Record excerpts.
────────
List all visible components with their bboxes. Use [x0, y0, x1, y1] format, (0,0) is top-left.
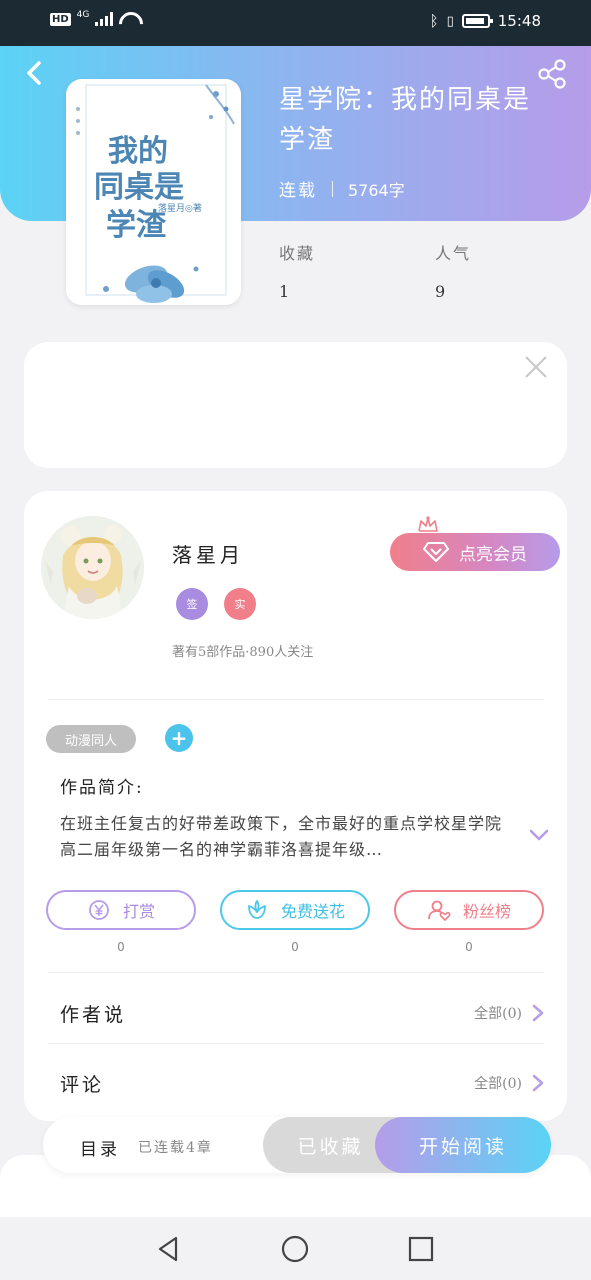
book-word-count: 5764字 — [348, 180, 405, 200]
network-type: 4G — [76, 10, 90, 20]
reward-label: 打赏 — [122, 902, 155, 921]
add-tag-button[interactable]: + — [165, 724, 193, 752]
avatar-image — [41, 516, 144, 619]
wifi-icon — [119, 12, 137, 26]
ad-card — [24, 342, 567, 468]
stat-popularity: 人气 9 — [435, 240, 471, 301]
divider — [48, 699, 544, 700]
comments-count: 全部(0) — [474, 1076, 522, 1092]
bluetooth-icon: ᛒ — [429, 12, 439, 30]
fan-user-icon — [428, 900, 451, 921]
divider — [48, 1043, 544, 1044]
chevron-left-icon — [27, 61, 41, 85]
fan-ranking-button[interactable]: 粉丝榜 — [394, 890, 544, 930]
battery-icon — [461, 14, 493, 28]
vip-button[interactable]: 点亮会员 — [390, 533, 560, 571]
author-notes-row[interactable]: 作者说 全部(0) — [60, 993, 544, 1033]
nav-recent-button[interactable] — [406, 1234, 436, 1264]
nav-home-icon — [281, 1235, 309, 1263]
tag-chip[interactable]: 动漫同人 — [46, 725, 136, 753]
back-button[interactable] — [20, 58, 50, 88]
flower-count: 0 — [291, 940, 299, 954]
collected-label: 已收藏 — [297, 1135, 364, 1158]
stat-favorites-label: 收藏 — [279, 244, 316, 263]
nav-back-icon — [158, 1236, 178, 1262]
author-name[interactable]: 落星月 — [172, 539, 244, 568]
reward-button[interactable]: 打赏 — [46, 890, 196, 930]
author-stats: 著有5部作品·890人关注 — [172, 645, 314, 660]
nav-back-button[interactable] — [154, 1234, 184, 1264]
vip-button-label: 点亮会员 — [459, 544, 527, 565]
stat-favorites-value: 1 — [279, 282, 290, 301]
vibrate-icon: ▯ — [446, 13, 454, 29]
expand-intro-button[interactable] — [528, 827, 550, 843]
author-notes-count: 全部(0) — [474, 1006, 522, 1022]
author-notes-title: 作者说 — [60, 1003, 127, 1026]
cover-author: 落星月◎著 — [158, 202, 202, 214]
start-reading-button[interactable]: 开始阅读 — [375, 1117, 551, 1173]
signal-icon — [95, 12, 114, 26]
verified-badge: 实 — [224, 588, 256, 620]
chevron-right-icon — [532, 1004, 544, 1022]
fans-count: 0 — [465, 940, 473, 954]
flower-icon — [248, 900, 266, 919]
book-meta: 连载 5764字 — [279, 176, 405, 201]
status-right: ᛒ ▯ 15:48 — [430, 12, 541, 30]
reward-count: 0 — [117, 940, 125, 954]
status-left: HD 4G — [50, 10, 137, 26]
intro-heading: 作品简介: — [60, 778, 144, 798]
stat-popularity-value: 9 — [435, 282, 446, 301]
hd-indicator: HD — [50, 12, 71, 26]
clock: 15:48 — [497, 12, 541, 30]
chapter-count: 已连载4章 — [138, 1140, 213, 1156]
author-avatar[interactable] — [41, 516, 144, 619]
send-flower-label: 免费送花 — [280, 902, 345, 921]
bottom-action-bar: 目录 已连载4章 已收藏 开始阅读 — [43, 1117, 551, 1173]
intro-text: 在班主任复古的好带差政策下，全市最好的重点学校星学院高二届年级第一名的神学霸菲洛… — [60, 814, 503, 859]
cover-title-line1: 我的 — [108, 134, 168, 169]
chevron-right-icon — [532, 1074, 544, 1092]
send-flower-button[interactable]: 免费送花 — [220, 890, 370, 930]
stat-popularity-label: 人气 — [435, 244, 472, 263]
book-title: 星学院：我的同桌是学渣 — [279, 85, 532, 155]
system-nav-bar — [0, 1217, 591, 1280]
book-cover[interactable]: 我的 同桌是 学渣 落星月◎著 — [66, 79, 241, 305]
diamond-icon — [423, 542, 449, 562]
close-icon — [525, 356, 547, 378]
book-status: 连载 — [279, 181, 317, 201]
author-notes-all: 全部(0) — [474, 1003, 544, 1023]
cover-title-line2: 同桌是 — [94, 170, 184, 205]
comments-row[interactable]: 评论 全部(0) — [60, 1063, 544, 1103]
toc-button[interactable]: 目录 — [80, 1135, 120, 1160]
book-cover-art: 我的 同桌是 学渣 落星月◎著 — [66, 79, 241, 305]
crown-icon — [418, 516, 438, 532]
author-card: 落星月 签 实 著有5部作品·890人关注 点亮会员 动漫同人 + 作品简介: … — [24, 491, 567, 1121]
fan-ranking-label: 粉丝榜 — [462, 902, 511, 921]
signed-badge: 签 — [176, 588, 208, 620]
comments-title: 评论 — [60, 1073, 105, 1096]
nav-recent-icon — [408, 1236, 434, 1262]
meta-divider — [332, 180, 333, 197]
chevron-down-icon — [529, 829, 549, 841]
start-reading-label: 开始阅读 — [418, 1135, 507, 1158]
comments-all: 全部(0) — [474, 1073, 544, 1093]
nav-home-button[interactable] — [280, 1234, 310, 1264]
divider — [48, 972, 544, 973]
yen-coin-icon — [89, 900, 109, 920]
ad-close-button[interactable] — [523, 354, 549, 380]
stat-favorites: 收藏 1 — [279, 240, 315, 301]
status-bar: HD 4G ᛒ ▯ 15:48 — [0, 0, 591, 46]
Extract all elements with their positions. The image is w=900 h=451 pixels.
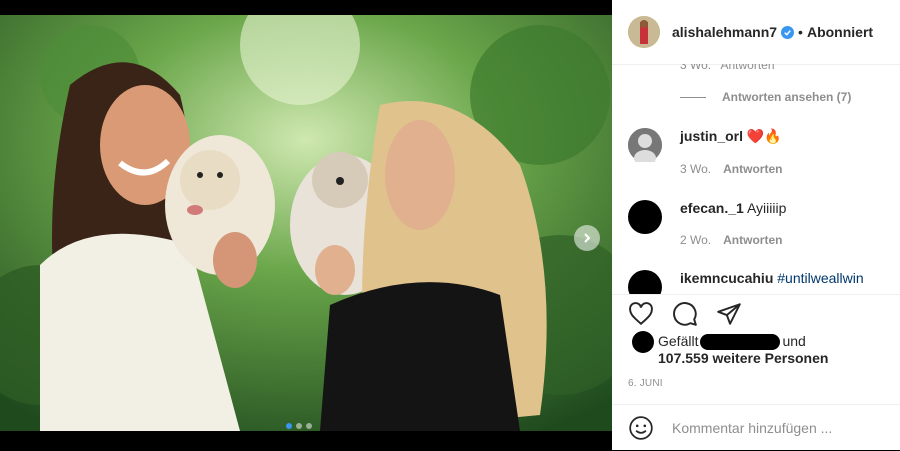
comment-avatar[interactable]: [628, 128, 662, 166]
comment-item: ikemncucahiu #untilweallwin: [628, 270, 864, 294]
comments-list[interactable]: 3 Wo. Antworten Antworten ansehen (7) ju…: [612, 64, 900, 294]
avatar[interactable]: [628, 16, 660, 48]
carousel-dot[interactable]: [296, 423, 302, 429]
view-replies-button[interactable]: Antworten ansehen (7): [680, 90, 851, 104]
comment-reply-button[interactable]: Antworten: [723, 233, 782, 247]
photo-image: [0, 15, 612, 431]
follow-button[interactable]: Abonniert: [807, 24, 873, 40]
chevron-right-icon: [584, 233, 591, 243]
comment-icon[interactable]: [672, 301, 698, 327]
comment-hashtag[interactable]: #untilweallwin: [777, 270, 863, 286]
post-date: 6. JUNI: [628, 378, 663, 389]
carousel-dots: [286, 423, 312, 429]
add-comment-bar: [612, 404, 900, 451]
comment-text: ikemncucahiu #untilweallwin: [680, 270, 864, 286]
comment-content: Ayiiiiip: [746, 200, 787, 216]
likes-prefix: Gefällt: [658, 333, 699, 349]
likes-suffix: und: [782, 333, 806, 349]
liker-avatar[interactable]: [632, 331, 654, 353]
comment-body: ikemncucahiu #untilweallwin: [680, 270, 864, 294]
comment-age: 3 Wo.: [680, 162, 712, 176]
avatar-image: [628, 16, 660, 48]
next-image-button[interactable]: [574, 225, 600, 251]
share-icon[interactable]: [716, 301, 742, 327]
comment-content: ❤️🔥: [746, 128, 782, 144]
comment-reply-button[interactable]: Antworten: [723, 162, 782, 176]
post-header: alishalehmann7 • Abonniert: [612, 0, 900, 65]
replies-line: [680, 96, 706, 98]
comment-text: efecan._1 Ayiiiiip: [680, 200, 786, 216]
post-username[interactable]: alishalehmann7: [672, 24, 777, 40]
verified-badge-icon: [781, 25, 795, 39]
comment-avatar[interactable]: [628, 270, 662, 294]
comment-item: efecan._1 Ayiiiiip 2 Wo. Antworten: [628, 200, 786, 247]
carousel-dot[interactable]: [306, 423, 312, 429]
comment-input[interactable]: [670, 419, 874, 437]
separator-bullet: •: [798, 24, 803, 40]
redacted-username: [700, 334, 781, 351]
heart-icon[interactable]: [628, 301, 654, 327]
action-icons: [612, 295, 900, 329]
comment-username[interactable]: ikemncucahiu: [680, 270, 773, 286]
comment-meta: 2 Wo. Antworten: [680, 233, 786, 247]
likes-summary: Gefällt und 107.559 weitere Personen: [632, 331, 828, 366]
emoji-icon[interactable]: [628, 415, 654, 441]
likes-text: Gefällt und 107.559 weitere Personen: [658, 333, 828, 366]
post-actions: Gefällt und 107.559 weitere Personen 6. J…: [612, 294, 900, 405]
likes-others-link[interactable]: 107.559 weitere Personen: [658, 350, 828, 366]
view-replies-label: Antworten ansehen (7): [722, 90, 852, 104]
comment-meta: 3 Wo. Antworten: [680, 64, 775, 72]
comment-body: efecan._1 Ayiiiiip 2 Wo. Antworten: [680, 200, 786, 247]
post-side-panel: alishalehmann7 • Abonniert 3 Wo. Antwort…: [612, 0, 900, 450]
comment-avatar-image: [628, 128, 662, 166]
comment-item: justin_orl ❤️🔥 3 Wo. Antworten: [628, 128, 782, 176]
carousel-dot[interactable]: [286, 423, 292, 429]
comment-body: justin_orl ❤️🔥 3 Wo. Antworten: [680, 128, 782, 176]
comment-age: 2 Wo.: [680, 233, 712, 247]
comment-text: justin_orl ❤️🔥: [680, 128, 782, 145]
comment-username[interactable]: efecan._1: [680, 200, 744, 216]
post-photo[interactable]: [0, 15, 612, 431]
comment-avatar[interactable]: [628, 200, 662, 234]
comment-meta: 3 Wo. Antworten: [680, 162, 782, 176]
comment-username[interactable]: justin_orl: [680, 128, 743, 144]
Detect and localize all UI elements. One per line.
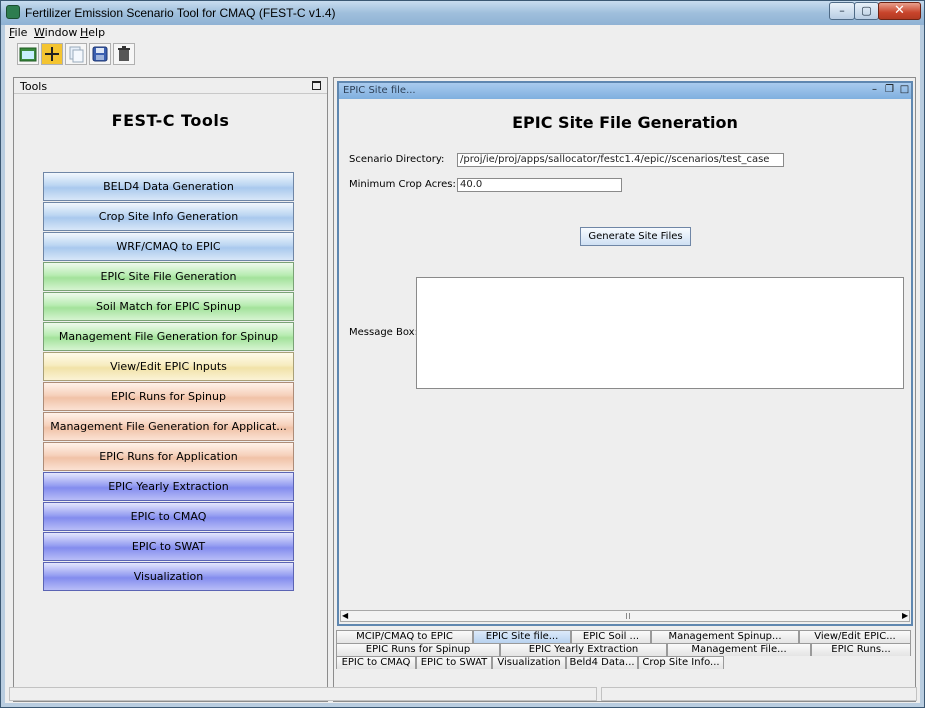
- status-field-right: [601, 687, 917, 701]
- menu-help[interactable]: Help: [80, 26, 105, 39]
- tool-button-epic-to-cmaq[interactable]: EPIC to CMAQ: [43, 502, 294, 531]
- epic-site-file-frame: EPIC Site file... – ❐ □ EPIC Site File G…: [337, 81, 913, 626]
- message-box[interactable]: [416, 277, 904, 389]
- tab-epic-site-file[interactable]: EPIC Site file...: [473, 630, 571, 643]
- delete-button[interactable]: [113, 43, 135, 65]
- client-area: File Window Help Tools FEST-C Tools BELD…: [5, 25, 920, 703]
- tool-button-wrf-cmaq-to-epic[interactable]: WRF/CMAQ to EPIC: [43, 232, 294, 261]
- open-folder-button[interactable]: [17, 43, 39, 65]
- scenario-directory-label: Scenario Directory:: [349, 154, 445, 165]
- tools-panel-label: Tools: [20, 80, 48, 93]
- tab-epic-runs-spinup[interactable]: EPIC Runs for Spinup: [336, 643, 500, 656]
- panel-heading: EPIC Site File Generation: [512, 113, 738, 132]
- trash-icon: [118, 46, 130, 61]
- tools-panel: Tools FEST-C Tools BELD4 Data Generation…: [13, 77, 328, 702]
- generate-site-files-button[interactable]: Generate Site Files: [580, 227, 691, 246]
- close-icon[interactable]: ✕: [878, 2, 921, 20]
- tab-beld4-data[interactable]: Beld4 Data...: [566, 656, 638, 669]
- tools-panel-header: Tools: [14, 78, 327, 94]
- tool-button-crop-site-info[interactable]: Crop Site Info Generation: [43, 202, 294, 231]
- status-field-left: [9, 687, 597, 701]
- tab-epic-to-cmaq[interactable]: EPIC to CMAQ: [336, 656, 416, 669]
- tab-epic-to-swat[interactable]: EPIC to SWAT: [416, 656, 492, 669]
- tool-button-soil-match[interactable]: Soil Match for EPIC Spinup: [43, 292, 294, 321]
- save-icon: [92, 46, 108, 62]
- maximize-panel-icon[interactable]: [312, 81, 321, 90]
- tool-button-view-edit-epic[interactable]: View/Edit EPIC Inputs: [43, 352, 294, 381]
- internal-frame-titlebar[interactable]: EPIC Site file... – ❐ □: [339, 83, 911, 99]
- minimum-crop-acres-input[interactable]: 40.0: [457, 178, 622, 192]
- application-window: Fertilizer Emission Scenario Tool for CM…: [0, 0, 925, 708]
- toolbar: [5, 41, 920, 69]
- frame-minimize-icon[interactable]: –: [869, 85, 880, 96]
- save-button[interactable]: [89, 43, 111, 65]
- minimize-icon[interactable]: –: [829, 2, 855, 20]
- copy-icon: [69, 46, 84, 63]
- scroll-thumb[interactable]: [626, 613, 630, 619]
- menu-bar: File Window Help: [5, 25, 920, 41]
- maximize-icon[interactable]: ▢: [854, 2, 879, 20]
- tab-crop-site-info[interactable]: Crop Site Info...: [638, 656, 724, 669]
- tab-epic-runs[interactable]: EPIC Runs...: [811, 643, 911, 656]
- scenario-directory-input[interactable]: /proj/ie/proj/apps/sallocator/festc1.4/e…: [457, 153, 784, 167]
- tool-button-epic-to-swat[interactable]: EPIC to SWAT: [43, 532, 294, 561]
- tab-visualization[interactable]: Visualization: [492, 656, 566, 669]
- window-title: Fertilizer Emission Scenario Tool for CM…: [25, 6, 336, 20]
- tool-button-beld4[interactable]: BELD4 Data Generation: [43, 172, 294, 201]
- minimum-crop-acres-label: Minimum Crop Acres:: [349, 179, 456, 190]
- tab-epic-soil[interactable]: EPIC Soil ...: [571, 630, 651, 643]
- tool-button-epic-runs-spinup[interactable]: EPIC Runs for Spinup: [43, 382, 294, 411]
- message-box-label: Message Box:: [349, 327, 418, 338]
- app-icon: [6, 5, 20, 19]
- internal-frame-title: EPIC Site file...: [343, 85, 416, 96]
- frame-restore-icon[interactable]: ❐: [884, 85, 895, 96]
- tool-button-epic-yearly-extraction[interactable]: EPIC Yearly Extraction: [43, 472, 294, 501]
- desktop-pane: EPIC Site file... – ❐ □ EPIC Site File G…: [333, 77, 916, 702]
- tool-button-visualization[interactable]: Visualization: [43, 562, 294, 591]
- tab-management-file[interactable]: Management File...: [667, 643, 811, 656]
- tab-epic-yearly-extraction[interactable]: EPIC Yearly Extraction: [500, 643, 667, 656]
- tab-view-edit-epic[interactable]: View/Edit EPIC...: [799, 630, 911, 643]
- tool-button-management-application[interactable]: Management File Generation for Applicat.…: [43, 412, 294, 441]
- menu-window[interactable]: Window: [34, 26, 77, 39]
- tab-management-spinup[interactable]: Management Spinup...: [651, 630, 799, 643]
- window-titlebar[interactable]: Fertilizer Emission Scenario Tool for CM…: [1, 1, 924, 25]
- add-icon: [45, 47, 59, 61]
- tab-mcip-cmaq-to-epic[interactable]: MCIP/CMAQ to EPIC: [336, 630, 473, 643]
- tool-button-epic-site-file[interactable]: EPIC Site File Generation: [43, 262, 294, 291]
- menu-file[interactable]: File: [9, 26, 27, 39]
- tool-button-management-spinup[interactable]: Management File Generation for Spinup: [43, 322, 294, 351]
- horizontal-scrollbar[interactable]: ◀ ▶: [340, 610, 910, 622]
- open-folder-icon: [19, 47, 37, 62]
- frame-maximize-icon[interactable]: □: [899, 85, 910, 96]
- copy-button[interactable]: [65, 43, 87, 65]
- tool-button-epic-runs-application[interactable]: EPIC Runs for Application: [43, 442, 294, 471]
- scroll-left-icon[interactable]: ◀: [342, 611, 348, 620]
- tools-title: FEST-C Tools: [111, 111, 230, 130]
- add-button[interactable]: [41, 43, 63, 65]
- scroll-right-icon[interactable]: ▶: [902, 611, 908, 620]
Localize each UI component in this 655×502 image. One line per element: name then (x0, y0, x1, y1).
────────
What to produce. Please copy out, unchanged, the lines of the records starting with the line that contains "comment-avatar[interactable]: [628, 128, 662, 166]" and going on through the line that contains "post-date: 6. JUNI: [628, 378, 663, 389]", including both of those lines.

Response to the task.
comment-avatar[interactable]: [628, 128, 662, 166]
comment-item: ikemncucahiu #untilweallwin: [628, 270, 864, 294]
comments-list[interactable]: 3 Wo. Antworten Antworten ansehen (7) ju…: [612, 64, 900, 294]
avatar[interactable]: [628, 16, 660, 48]
carousel-dot[interactable]: [296, 423, 302, 429]
view-replies-button[interactable]: Antworten ansehen (7): [680, 90, 851, 104]
comment-reply-button[interactable]: Antworten: [723, 233, 782, 247]
photo-image: [0, 15, 612, 431]
follow-button[interactable]: Abonniert: [807, 24, 873, 40]
chevron-right-icon: [584, 233, 591, 243]
comment-icon[interactable]: [672, 301, 698, 327]
comment-hashtag[interactable]: #untilweallwin: [777, 270, 863, 286]
post-date: 6. JUNI: [628, 378, 663, 389]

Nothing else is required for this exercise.